*** PROVIDED RECORDS
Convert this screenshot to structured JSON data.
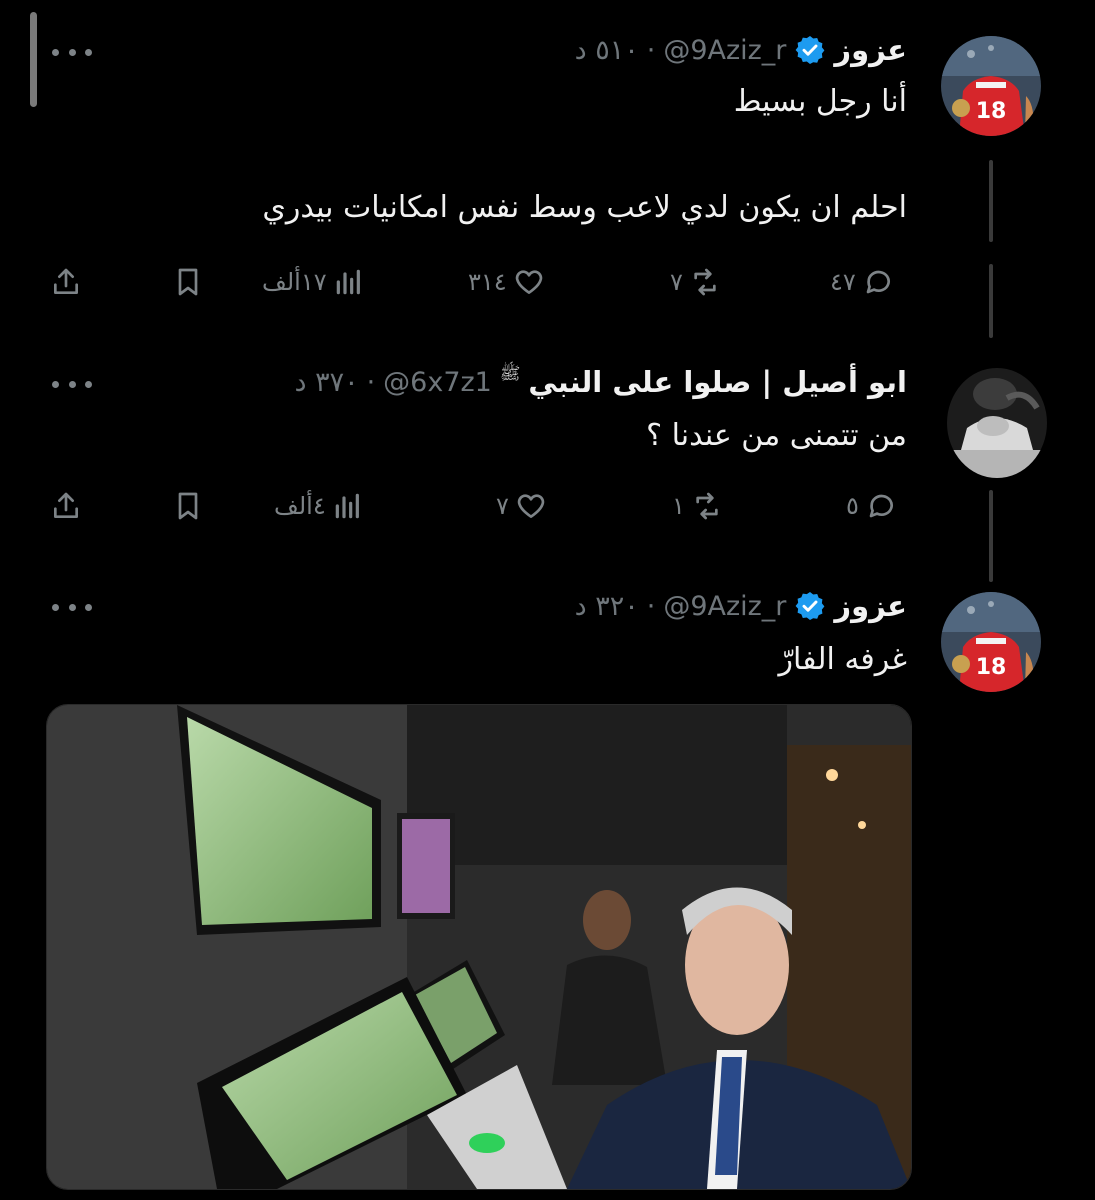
{
  "colors": {
    "background": "#000000",
    "text_primary": "#f1f1f1",
    "text_secondary": "#6f767b",
    "verified_blue": "#1d9bf0",
    "thread_line": "#3a3a3a"
  },
  "tweets": [
    {
      "display_name": "عزوز",
      "verified": true,
      "handle": "@9Aziz_r",
      "separator": "·",
      "time": "٥١٠ د",
      "text_lines": [
        "أنا رجل بسيط",
        "احلم ان يكون لدي لاعب وسط نفس امكانيات بيدري"
      ],
      "replies": "٤٧",
      "retweets": "٧",
      "likes": "٣١٤",
      "views": "١٧ألف",
      "avatar_icon": "football-player-avatar"
    },
    {
      "display_name": "ابو أصيل | صلوا على النبي",
      "honorific": "ﷺ",
      "verified": false,
      "handle": "@6x7z1",
      "separator": "·",
      "time": "٣٧٠ د",
      "text_lines": [
        "من تتمنى من عندنا ؟"
      ],
      "replies": "٥",
      "retweets": "١",
      "likes": "٧",
      "views": "٤ألف",
      "avatar_icon": "monochrome-player-avatar"
    },
    {
      "display_name": "عزوز",
      "verified": true,
      "handle": "@9Aziz_r",
      "separator": "·",
      "time": "٣٢٠ د",
      "text_lines": [
        "غرفه الفارّ"
      ],
      "media": "var-room-photo",
      "avatar_icon": "football-player-avatar"
    }
  ],
  "icons": {
    "reply": "reply-icon",
    "retweet": "retweet-icon",
    "like": "like-icon",
    "views": "views-icon",
    "bookmark": "bookmark-icon",
    "share": "share-icon",
    "more": "more-icon",
    "verified": "verified-badge-icon"
  }
}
******
Leave the pictures out and write out every entry exactly as given.

● RESULT OF THE TASK
Convert this screenshot to structured JSON data.
{
  "colors": {
    "background": "#000000",
    "text_primary": "#f1f1f1",
    "text_secondary": "#6f767b",
    "verified_blue": "#1d9bf0",
    "thread_line": "#3a3a3a"
  },
  "tweets": [
    {
      "display_name": "عزوز",
      "verified": true,
      "handle": "@9Aziz_r",
      "separator": "·",
      "time": "٥١٠ د",
      "text_lines": [
        "أنا رجل بسيط",
        "احلم ان يكون لدي لاعب وسط نفس امكانيات بيدري"
      ],
      "replies": "٤٧",
      "retweets": "٧",
      "likes": "٣١٤",
      "views": "١٧ألف",
      "avatar_icon": "football-player-avatar"
    },
    {
      "display_name": "ابو أصيل | صلوا على النبي",
      "honorific": "ﷺ",
      "verified": false,
      "handle": "@6x7z1",
      "separator": "·",
      "time": "٣٧٠ د",
      "text_lines": [
        "من تتمنى من عندنا ؟"
      ],
      "replies": "٥",
      "retweets": "١",
      "likes": "٧",
      "views": "٤ألف",
      "avatar_icon": "monochrome-player-avatar"
    },
    {
      "display_name": "عزوز",
      "verified": true,
      "handle": "@9Aziz_r",
      "separator": "·",
      "time": "٣٢٠ د",
      "text_lines": [
        "غرفه الفارّ"
      ],
      "media": "var-room-photo",
      "avatar_icon": "football-player-avatar"
    }
  ],
  "icons": {
    "reply": "reply-icon",
    "retweet": "retweet-icon",
    "like": "like-icon",
    "views": "views-icon",
    "bookmark": "bookmark-icon",
    "share": "share-icon",
    "more": "more-icon",
    "verified": "verified-badge-icon"
  }
}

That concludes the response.